Every line of the material is to be repeated exactly as it stands.

---------- Input records ----------

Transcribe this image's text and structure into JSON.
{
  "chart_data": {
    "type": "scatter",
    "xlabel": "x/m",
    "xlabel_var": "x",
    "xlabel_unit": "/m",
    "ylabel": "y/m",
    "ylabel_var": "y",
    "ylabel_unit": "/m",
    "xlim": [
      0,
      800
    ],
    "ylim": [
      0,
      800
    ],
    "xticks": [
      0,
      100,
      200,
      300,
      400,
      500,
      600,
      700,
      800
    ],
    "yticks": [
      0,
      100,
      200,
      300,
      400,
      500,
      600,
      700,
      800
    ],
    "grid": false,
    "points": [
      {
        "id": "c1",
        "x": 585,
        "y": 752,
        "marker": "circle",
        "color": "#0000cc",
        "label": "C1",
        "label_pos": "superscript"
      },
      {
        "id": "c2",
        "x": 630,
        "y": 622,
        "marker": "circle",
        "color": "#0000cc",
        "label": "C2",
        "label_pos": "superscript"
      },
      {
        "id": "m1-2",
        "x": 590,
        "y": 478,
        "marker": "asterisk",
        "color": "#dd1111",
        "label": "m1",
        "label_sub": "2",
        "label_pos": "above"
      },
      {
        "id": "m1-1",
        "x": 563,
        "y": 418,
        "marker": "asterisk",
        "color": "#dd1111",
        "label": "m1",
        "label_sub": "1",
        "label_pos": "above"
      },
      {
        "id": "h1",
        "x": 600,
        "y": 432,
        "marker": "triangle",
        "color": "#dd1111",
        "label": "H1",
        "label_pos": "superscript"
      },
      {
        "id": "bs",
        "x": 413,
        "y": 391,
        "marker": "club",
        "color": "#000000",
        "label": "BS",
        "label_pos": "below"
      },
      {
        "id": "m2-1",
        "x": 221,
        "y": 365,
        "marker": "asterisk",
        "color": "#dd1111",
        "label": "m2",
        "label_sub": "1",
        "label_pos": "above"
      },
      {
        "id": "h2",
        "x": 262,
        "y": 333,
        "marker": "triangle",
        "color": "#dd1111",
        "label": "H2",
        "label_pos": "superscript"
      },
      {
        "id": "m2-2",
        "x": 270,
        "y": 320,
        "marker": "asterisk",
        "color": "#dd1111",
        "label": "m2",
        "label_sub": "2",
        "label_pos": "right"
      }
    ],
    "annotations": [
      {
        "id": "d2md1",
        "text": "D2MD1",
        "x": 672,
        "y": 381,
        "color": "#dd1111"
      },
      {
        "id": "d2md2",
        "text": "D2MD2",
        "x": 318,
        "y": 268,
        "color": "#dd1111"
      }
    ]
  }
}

----------

* **Worked answer**
Transcribe this image's text and structure into JSON.
{
  "chart_data": {
    "type": "scatter",
    "xlabel": "x/m",
    "xlabel_var": "x",
    "xlabel_unit": "/m",
    "ylabel": "y/m",
    "ylabel_var": "y",
    "ylabel_unit": "/m",
    "xlim": [
      0,
      800
    ],
    "ylim": [
      0,
      800
    ],
    "xticks": [
      0,
      100,
      200,
      300,
      400,
      500,
      600,
      700,
      800
    ],
    "yticks": [
      0,
      100,
      200,
      300,
      400,
      500,
      600,
      700,
      800
    ],
    "grid": false,
    "points": [
      {
        "id": "c1",
        "x": 585,
        "y": 752,
        "marker": "circle",
        "color": "#0000cc",
        "label": "C1",
        "label_pos": "superscript"
      },
      {
        "id": "c2",
        "x": 630,
        "y": 622,
        "marker": "circle",
        "color": "#0000cc",
        "label": "C2",
        "label_pos": "superscript"
      },
      {
        "id": "m1-2",
        "x": 590,
        "y": 478,
        "marker": "asterisk",
        "color": "#dd1111",
        "label": "m1",
        "label_sub": "2",
        "label_pos": "above"
      },
      {
        "id": "m1-1",
        "x": 563,
        "y": 418,
        "marker": "asterisk",
        "color": "#dd1111",
        "label": "m1",
        "label_sub": "1",
        "label_pos": "above"
      },
      {
        "id": "h1",
        "x": 600,
        "y": 432,
        "marker": "triangle",
        "color": "#dd1111",
        "label": "H1",
        "label_pos": "superscript"
      },
      {
        "id": "bs",
        "x": 413,
        "y": 391,
        "marker": "club",
        "color": "#000000",
        "label": "BS",
        "label_pos": "below"
      },
      {
        "id": "m2-1",
        "x": 221,
        "y": 365,
        "marker": "asterisk",
        "color": "#dd1111",
        "label": "m2",
        "label_sub": "1",
        "label_pos": "above"
      },
      {
        "id": "h2",
        "x": 262,
        "y": 333,
        "marker": "triangle",
        "color": "#dd1111",
        "label": "H2",
        "label_pos": "superscript"
      },
      {
        "id": "m2-2",
        "x": 270,
        "y": 320,
        "marker": "asterisk",
        "color": "#dd1111",
        "label": "m2",
        "label_sub": "2",
        "label_pos": "right"
      }
    ],
    "annotations": [
      {
        "id": "d2md1",
        "text": "D2MD1",
        "x": 672,
        "y": 381,
        "color": "#dd1111"
      },
      {
        "id": "d2md2",
        "text": "D2MD2",
        "x": 318,
        "y": 268,
        "color": "#dd1111"
      }
    ]
  }
}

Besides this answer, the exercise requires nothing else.